Excerpt →
:::::

Data visualization is a technique being used for almost 250 years (definitely more than that, just an approximation). Though it may take a lot of working hours to develop a visualization behind a computer and with thousands of data rows, it is worth all those efforts.
There are dedicated tools for data visualization in recent years that have reduced a lot of hours behind the desktop (tools such as Tableau, PowerBI, etc.), most of the users still prefer programming languages itself due to the cost being involved in those data visualization tools.
In this article, we will discuss the basic data visualization techniques used under R Programming with hands-on examples.
What is Data Visualization?
Data visualization is a technique of representing data as a graph, or in a pictorial format. This helps the management to take the decisions precisely without even actually taking efforts to go through the entire table. Graphs, which are important parts of data visualization, make this decision-making task easier for them as they can see all the ups and downs, all the patterns and trends, and almost everything of the data in a simple pictorial chart.
Four basic plots are used in R Programming:
We will discuss these charts (with some advanced features between each of them) one by one in detail through this article.
These are one of those few charts, data visualizations that we have studied throughout our high school days.

:::::

Written instruction → According to the data visualization text, why do most users still prefer programming languages over dedicated tools such as Tableau and PowerBI? The lines that come next aren't needed for anything here.

:::::

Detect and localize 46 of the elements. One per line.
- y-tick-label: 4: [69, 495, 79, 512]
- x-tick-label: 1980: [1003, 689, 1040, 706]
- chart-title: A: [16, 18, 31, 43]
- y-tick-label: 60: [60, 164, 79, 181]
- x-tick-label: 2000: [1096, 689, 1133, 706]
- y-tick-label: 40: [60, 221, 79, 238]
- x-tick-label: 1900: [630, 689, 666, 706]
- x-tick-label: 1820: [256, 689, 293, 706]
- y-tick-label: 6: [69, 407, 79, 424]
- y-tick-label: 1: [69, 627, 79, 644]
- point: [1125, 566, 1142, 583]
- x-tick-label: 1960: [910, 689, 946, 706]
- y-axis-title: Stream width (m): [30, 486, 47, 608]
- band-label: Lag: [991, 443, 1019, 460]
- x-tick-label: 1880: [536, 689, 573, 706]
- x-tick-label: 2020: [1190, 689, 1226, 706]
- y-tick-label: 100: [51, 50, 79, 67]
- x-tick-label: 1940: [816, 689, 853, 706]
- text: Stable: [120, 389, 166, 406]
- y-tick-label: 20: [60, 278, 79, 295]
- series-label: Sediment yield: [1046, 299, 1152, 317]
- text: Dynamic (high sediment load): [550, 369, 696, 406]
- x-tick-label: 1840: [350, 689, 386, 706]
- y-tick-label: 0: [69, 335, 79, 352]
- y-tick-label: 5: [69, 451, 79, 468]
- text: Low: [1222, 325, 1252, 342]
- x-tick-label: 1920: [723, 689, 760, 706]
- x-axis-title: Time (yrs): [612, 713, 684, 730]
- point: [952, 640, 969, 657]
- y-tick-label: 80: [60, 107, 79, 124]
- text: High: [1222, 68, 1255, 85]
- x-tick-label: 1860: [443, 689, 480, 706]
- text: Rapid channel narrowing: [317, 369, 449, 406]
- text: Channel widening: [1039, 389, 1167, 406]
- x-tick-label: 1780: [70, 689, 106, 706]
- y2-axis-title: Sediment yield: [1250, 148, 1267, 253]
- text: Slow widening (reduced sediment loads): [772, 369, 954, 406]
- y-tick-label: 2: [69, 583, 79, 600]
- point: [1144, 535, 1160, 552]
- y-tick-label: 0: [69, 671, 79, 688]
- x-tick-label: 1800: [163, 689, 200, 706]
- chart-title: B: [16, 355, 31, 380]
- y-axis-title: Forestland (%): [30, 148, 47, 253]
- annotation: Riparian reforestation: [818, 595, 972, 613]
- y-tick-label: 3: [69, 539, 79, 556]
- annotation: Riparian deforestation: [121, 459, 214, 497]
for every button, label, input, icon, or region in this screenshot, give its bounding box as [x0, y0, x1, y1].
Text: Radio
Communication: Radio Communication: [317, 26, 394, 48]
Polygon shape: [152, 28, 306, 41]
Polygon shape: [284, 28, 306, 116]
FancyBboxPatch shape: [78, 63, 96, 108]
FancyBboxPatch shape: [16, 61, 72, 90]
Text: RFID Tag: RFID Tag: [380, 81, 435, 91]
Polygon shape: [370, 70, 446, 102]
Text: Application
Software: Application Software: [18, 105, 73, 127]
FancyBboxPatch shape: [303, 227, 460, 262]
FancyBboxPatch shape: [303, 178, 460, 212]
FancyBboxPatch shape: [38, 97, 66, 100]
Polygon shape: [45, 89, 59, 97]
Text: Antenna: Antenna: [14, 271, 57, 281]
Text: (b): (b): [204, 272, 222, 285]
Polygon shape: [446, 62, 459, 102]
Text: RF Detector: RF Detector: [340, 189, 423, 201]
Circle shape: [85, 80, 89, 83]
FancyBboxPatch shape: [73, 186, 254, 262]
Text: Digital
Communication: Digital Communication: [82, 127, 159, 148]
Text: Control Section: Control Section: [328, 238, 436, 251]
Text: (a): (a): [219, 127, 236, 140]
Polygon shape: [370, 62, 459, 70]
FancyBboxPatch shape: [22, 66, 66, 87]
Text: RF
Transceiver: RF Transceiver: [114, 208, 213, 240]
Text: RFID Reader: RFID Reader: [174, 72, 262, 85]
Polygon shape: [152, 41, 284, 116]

:::::

Exercise result → Because of the cost involved in those data visualization tools.